SUPPLIED DATA:
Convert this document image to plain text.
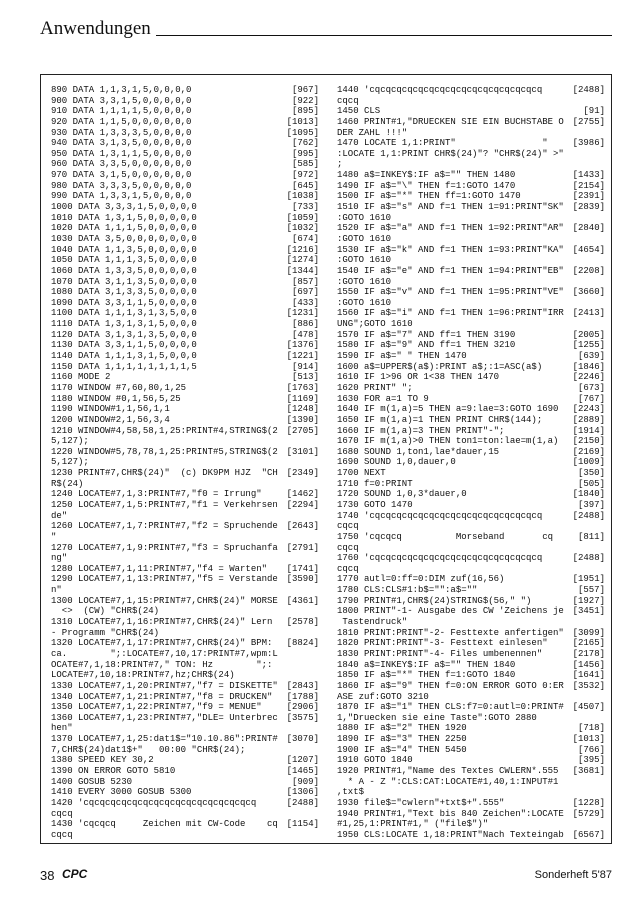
Anwendungen
890 DATA 1,1,3,1,5,0,0,0,0	[967]
900 DATA 3,3,1,5,0,0,0,0,0	[922]
910 DATA 1,1,1,1,5,0,0,0,0	[895]
920 DATA 1,1,5,0,0,0,0,0,0	[1013]
930 DATA 1,3,3,3,5,0,0,0,0	[1095]
940 DATA 3,1,3,5,0,0,0,0,0	[762]
950 DATA 1,3,1,1,5,0,0,0,0	[995]
960 DATA 3,3,5,0,0,0,0,0,0	[585]
970 DATA 3,1,5,0,0,0,0,0,0	[972]
980 DATA 3,3,3,5,0,0,0,0,0	[645]
990 DATA 1,3,3,1,5,0,0,0,0	[1038]
1000 DATA 3,3,3,1,5,0,0,0,0	[733]
1010 DATA 1,3,1,5,0,0,0,0,0	[1059]
1020 DATA 1,1,1,5,0,0,0,0,0	[1032]
1030 DATA 3,5,0,0,0,0,0,0,0	[674]
1040 DATA 1,1,3,5,0,0,0,0,0	[1216]
1050 DATA 1,1,1,3,5,0,0,0,0	[1274]
1060 DATA 1,3,3,5,0,0,0,0,0	[1344]
1070 DATA 3,1,1,3,5,0,0,0,0	[857]
1080 DATA 3,1,3,3,5,0,0,0,0	[697]
1090 DATA 3,3,1,1,5,0,0,0,0	[433]
1100 DATA 1,1,1,3,1,3,5,0,0	[1231]
1110 DATA 1,3,1,3,1,5,0,0,0	[886]
1120 DATA 3,1,3,1,3,5,0,0,0	[478]
1130 DATA 3,3,1,1,5,0,0,0,0	[1376]
1140 DATA 1,1,1,3,1,5,0,0,0	[1221]
1150 DATA 1,1,1,1,1,1,1,1,5	[914]
1160 MODE 2	[513]
1170 WINDOW #7,60,80,1,25	[1763]
1180 WINDOW #0,1,56,5,25	[1169]
1190 WINDOW#1,1,56,1,1	[1248]
1200 WINDOW#2,1,56,3,4	[1390]
1210 WINDOW#4,58,58,1,25:PRINT#4,STRING$(2 [2705]
5,127);
1220 WINDOW#5,78,78,1,25:PRINT#5,STRING$(2 [3101]
5,127);
1230 PRINT#7,CHR$(24)"  (c) DK9PM HJZ  "CH [2349]
R$(24)
1240 LOCATE#7,1,3:PRINT#7,"f0 = Irrung"	[1462]
1250 LOCATE#7,1,5:PRINT#7,"f1 = Verkehrsen [2294]
de"
1260 LOCATE#7,1,7:PRINT#7,"f2 = Spruchende [2643]
"
1270 LOCATE#7,1,9:PRINT#7,"f3 = Spruchanfa [2791]
ng"
1280 LOCATE#7,1,11:PRINT#7,"f4 = Warten" [1741]
1290 LOCATE#7,1,13:PRINT#7,"f5 = Verstande [3590]
n"
1300 LOCATE#7,1,15:PRINT#7,CHR$(24)" MORSE [4361]
<>  (CW) "CHR$(24)
1310 LOCATE#7,1,16:PRINT#7,CHR$(24)" Lern [2578]
- Programm "CHR$(24)
1320 LOCATE#7,1,17:PRINT#7,CHR$(24)" BPM: [8824]
ca.        ";:LOCATE#7,10,17:PRINT#7,wpm:L
OCATE#7,1,18:PRINT#7," TON: Hz        ";:
LOCATE#7,10,18:PRINT#7,hz;CHR$(24)
1330 LOCATE#7,1,20:PRINT#7,"f7 = DISKETTE" [2843]
1340 LOCATE#7,1,21:PRINT#7,"f8 = DRUCKEN" [1788]
1350 LOCATE#7,1,22:PRINT#7,"f9 = MENUE"	[2906]
1360 LOCATE#7,1,23:PRINT#7,"DLE= Unterbrec [3575]
hen"
1370 LOCATE#7,1,25:dat1$="10.10.86":PRINT# [3070]
7,CHR$(24)dat1$+"   00:00 "CHR$(24);
1380 SPEED KEY 30,2	[1207]
1390 ON ERROR GOTO 5810	[1465]
1400 GOSUB 5230	[909]
1410 EVERY 3000 GOSUB 5300	[1306]
1420 'cqcqcqcqcqcqcqcqcqcqcqcqcqcqcqcq	[2488]
cqcq
1430 'cqcqcq     Zeichen mit CW-Code    cq [1154]
cqcq
1440 'cqcqcqcqcqcqcqcqcqcqcqcqcqcqcqcq	[2488]
cqcq
1450 CLS	[91]
1460 PRINT#1,"DRUECKEN SIE EIN BUCHSTABE O [2755]
DER ZAHL !!!"
1470 LOCATE 1,1:PRINT"                "	[3986]
:LOCATE 1,1:PRINT CHR$(24)"? "CHR$(24)" >"
;
1480 a$=INKEY$:IF a$="" THEN 1480	[1433]
1490 IF a$="\" THEN f=1:GOTO 1470	[2154]
1500 IF a$="*" THEN ff=1:GOTO 1470	[2391]
1510 IF a$="s" AND f=1 THEN 1=91:PRINT"SK" [2839]
:GOTO 1610
1520 IF a$="a" AND f=1 THEN 1=92:PRINT"AR" [2840]
:GOTO 1610
1530 IF a$="k" AND f=1 THEN 1=93:PRINT"KA" [4654]
:GOTO 1610
1540 IF a$="e" AND f=1 THEN 1=94:PRINT"EB" [2208]
:GOTO 1610
1550 IF a$="v" AND f=1 THEN 1=95:PRINT"VE" [3660]
:GOTO 1610
1560 IF a$="i" AND f=1 THEN 1=96:PRINT"IRR [2413]
UNG";GOTO 1610
1570 IF a$="7" AND ff=1 THEN 3190	[2005]
1580 IF a$="9" AND ff=1 THEN 3210	[1255]
1590 IF a$=" " THEN 1470	[639]
1600 a$=UPPER$(a$):PRINT a$;:1=ASC(a$)	[1846]
1610 IF 1>96 OR 1<38 THEN 1470	[2246]
1620 PRINT" ";	[673]
1630 FOR a=1 TO 9	[767]
1640 IF m(1,a)=5 THEN a=9:lae=3:GOTO 1690 [2243]
1650 IF m(1,a)=1 THEN PRINT CHR$(144);	[2889]
1660 IF m(1,a)=3 THEN PRINT"-";	[1914]
1670 IF m(1,a)>0 THEN ton1=ton:lae=m(1,a) [2150]
1680 SOUND 1,ton1,lae*dauer,15	[2169]
1690 SOUND 1,0,dauer,0	[1009]
1700 NEXT	[350]
1710 f=0:PRINT	[505]
1720 SOUND 1,0,3*dauer,0	[1840]
1730 GOTO 1470	[397]
1740 'cqcqcqcqcqcqcqcqcqcqcqcqcqcqcqcq	[2488]
cqcq
1750 'cqcqcq          Morseband       cq	[811]
cqcq
1760 'cqcqcqcqcqcqcqcqcqcqcqcqcqcqcqcq	[2488]
cqcq
1770 autl=0:ff=0:DIM zuf(16,56)	[1951]
1780 CLS:CLS#1:b$="":a$=""	[557]
1790 PRINT#1,CHR$(24)STRING$(56," ")	[1927]
1800 PRINT"-1- Ausgabe des CW 'Zeichens je [3451]
Tastendruck"
1810 PRINT:PRINT"-2- Festtexte anfertigen" [3099]
1820 PRINT:PRINT"-3- Festtext einlesen"	[2165]
1830 PRINT:PRINT"-4- Files umbenennen"	[2178]
1840 a$=INKEY$:IF a$="" THEN 1840	[1456]
1850 IF a$="*" THEN f=1:GOTO 1840	[1641]
1860 IF a$="9" THEN f=0:ON ERROR GOTO 0:ER [3532]
ASE zuf:GOTO 3210
1870 IF a$="1" THEN CLS:f7=0:autl=0:PRINT# [4507]
1,"Druecken sie eine Taste":GOTO 2880
1880 IF a$="2" THEN 1920	[718]
1890 IF a$="3" THEN 2250	[1013]
1900 IF a$="4" THEN 5450	[766]
1910 GOTO 1840	[395]
1920 PRINT#1,"Name des Textes CWLERN*.555 [3681]
* A - Z ":CLS:CAT:LOCATE#1,40,1:INPUT#1
,txt$
1930 file$="cwlern"+txt$+".555"	[1228]
1940 PRINT#1,"Text bis 840 Zeichen":LOCATE [5729]
#1,25,1:PRINT#1," ("file$")"
1950 CLS:LOCATE 1,18:PRINT"Nach Texteingab [6567]
38 CPC	Sonderheft 5'87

EXERCISE TASK:
Filter the records down to the lines that contain the string "INKEY", and copy those lines.

ANSWER TO THE EXERCISE:
1480 a$=INKEY$:IF a$="" THEN 1480	[1433]
1840 a$=INKEY$:IF a$="" THEN 1840	[1456]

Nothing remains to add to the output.